* [Stored data]

◇ ◇ ◇

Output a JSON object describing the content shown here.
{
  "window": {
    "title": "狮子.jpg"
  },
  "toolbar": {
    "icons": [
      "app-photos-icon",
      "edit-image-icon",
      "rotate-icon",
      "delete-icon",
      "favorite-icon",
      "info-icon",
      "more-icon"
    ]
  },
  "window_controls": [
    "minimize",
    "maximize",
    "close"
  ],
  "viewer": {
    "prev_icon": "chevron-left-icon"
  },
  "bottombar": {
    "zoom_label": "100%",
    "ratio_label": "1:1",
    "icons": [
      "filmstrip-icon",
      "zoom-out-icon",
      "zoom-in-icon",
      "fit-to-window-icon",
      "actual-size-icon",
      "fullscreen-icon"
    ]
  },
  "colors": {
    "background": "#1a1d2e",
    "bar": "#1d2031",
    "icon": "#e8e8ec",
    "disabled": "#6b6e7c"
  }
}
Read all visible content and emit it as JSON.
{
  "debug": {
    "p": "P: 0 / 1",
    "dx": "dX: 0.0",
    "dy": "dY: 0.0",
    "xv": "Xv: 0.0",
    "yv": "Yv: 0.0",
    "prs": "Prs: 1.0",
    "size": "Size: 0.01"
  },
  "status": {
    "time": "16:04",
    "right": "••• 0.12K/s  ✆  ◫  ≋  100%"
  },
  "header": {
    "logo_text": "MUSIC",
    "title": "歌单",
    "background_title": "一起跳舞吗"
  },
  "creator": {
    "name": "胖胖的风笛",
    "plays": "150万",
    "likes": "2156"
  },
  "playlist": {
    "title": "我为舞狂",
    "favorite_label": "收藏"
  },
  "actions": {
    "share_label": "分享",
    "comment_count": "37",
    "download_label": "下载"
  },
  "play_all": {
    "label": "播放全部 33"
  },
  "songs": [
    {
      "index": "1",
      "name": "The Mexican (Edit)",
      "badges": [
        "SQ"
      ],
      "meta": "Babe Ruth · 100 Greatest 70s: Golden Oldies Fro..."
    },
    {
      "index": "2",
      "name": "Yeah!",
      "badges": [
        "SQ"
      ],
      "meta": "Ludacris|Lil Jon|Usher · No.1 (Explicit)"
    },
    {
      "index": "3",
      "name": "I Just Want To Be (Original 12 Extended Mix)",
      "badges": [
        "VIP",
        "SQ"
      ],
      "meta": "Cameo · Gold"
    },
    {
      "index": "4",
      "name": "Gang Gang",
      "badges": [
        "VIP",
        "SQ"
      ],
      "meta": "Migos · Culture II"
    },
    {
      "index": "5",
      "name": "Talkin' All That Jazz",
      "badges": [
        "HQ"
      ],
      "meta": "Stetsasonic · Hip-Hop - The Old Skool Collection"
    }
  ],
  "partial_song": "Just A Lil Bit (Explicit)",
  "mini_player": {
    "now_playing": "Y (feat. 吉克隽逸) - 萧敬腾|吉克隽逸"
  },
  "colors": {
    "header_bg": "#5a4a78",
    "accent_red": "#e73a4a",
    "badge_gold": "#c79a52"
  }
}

◇ ◇ ◇

Each entry must be reproduced verbatim.

* [RESPONSE TO THE EXERCISE]
Output a JSON object describing the content shown here.
{
  "window": {
    "title": "狮子.jpg"
  },
  "toolbar": {
    "icons": [
      "app-photos-icon",
      "edit-image-icon",
      "rotate-icon",
      "delete-icon",
      "favorite-icon",
      "info-icon",
      "more-icon"
    ]
  },
  "window_controls": [
    "minimize",
    "maximize",
    "close"
  ],
  "viewer": {
    "prev_icon": "chevron-left-icon"
  },
  "bottombar": {
    "zoom_label": "100%",
    "ratio_label": "1:1",
    "icons": [
      "filmstrip-icon",
      "zoom-out-icon",
      "zoom-in-icon",
      "fit-to-window-icon",
      "actual-size-icon",
      "fullscreen-icon"
    ]
  },
  "colors": {
    "background": "#1a1d2e",
    "bar": "#1d2031",
    "icon": "#e8e8ec",
    "disabled": "#6b6e7c"
  }
}
Read all visible content and emit it as JSON.
{
  "debug": {
    "p": "P: 0 / 1",
    "dx": "dX: 0.0",
    "dy": "dY: 0.0",
    "xv": "Xv: 0.0",
    "yv": "Yv: 0.0",
    "prs": "Prs: 1.0",
    "size": "Size: 0.01"
  },
  "status": {
    "time": "16:04",
    "right": "••• 0.12K/s  ✆  ◫  ≋  100%"
  },
  "header": {
    "logo_text": "MUSIC",
    "title": "歌单",
    "background_title": "一起跳舞吗"
  },
  "creator": {
    "name": "胖胖的风笛",
    "plays": "150万",
    "likes": "2156"
  },
  "playlist": {
    "title": "我为舞狂",
    "favorite_label": "收藏"
  },
  "actions": {
    "share_label": "分享",
    "comment_count": "37",
    "download_label": "下载"
  },
  "play_all": {
    "label": "播放全部 33"
  },
  "songs": [
    {
      "index": "1",
      "name": "The Mexican (Edit)",
      "badges": [
        "SQ"
      ],
      "meta": "Babe Ruth · 100 Greatest 70s: Golden Oldies Fro..."
    },
    {
      "index": "2",
      "name": "Yeah!",
      "badges": [
        "SQ"
      ],
      "meta": "Ludacris|Lil Jon|Usher · No.1 (Explicit)"
    },
    {
      "index": "3",
      "name": "I Just Want To Be (Original 12 Extended Mix)",
      "badges": [
        "VIP",
        "SQ"
      ],
      "meta": "Cameo · Gold"
    },
    {
      "index": "4",
      "name": "Gang Gang",
      "badges": [
        "VIP",
        "SQ"
      ],
      "meta": "Migos · Culture II"
    },
    {
      "index": "5",
      "name": "Talkin' All That Jazz",
      "badges": [
        "HQ"
      ],
      "meta": "Stetsasonic · Hip-Hop - The Old Skool Collection"
    }
  ],
  "partial_song": "Just A Lil Bit (Explicit)",
  "mini_player": {
    "now_playing": "Y (feat. 吉克隽逸) - 萧敬腾|吉克隽逸"
  },
  "colors": {
    "header_bg": "#5a4a78",
    "accent_red": "#e73a4a",
    "badge_gold": "#c79a52"
  }
}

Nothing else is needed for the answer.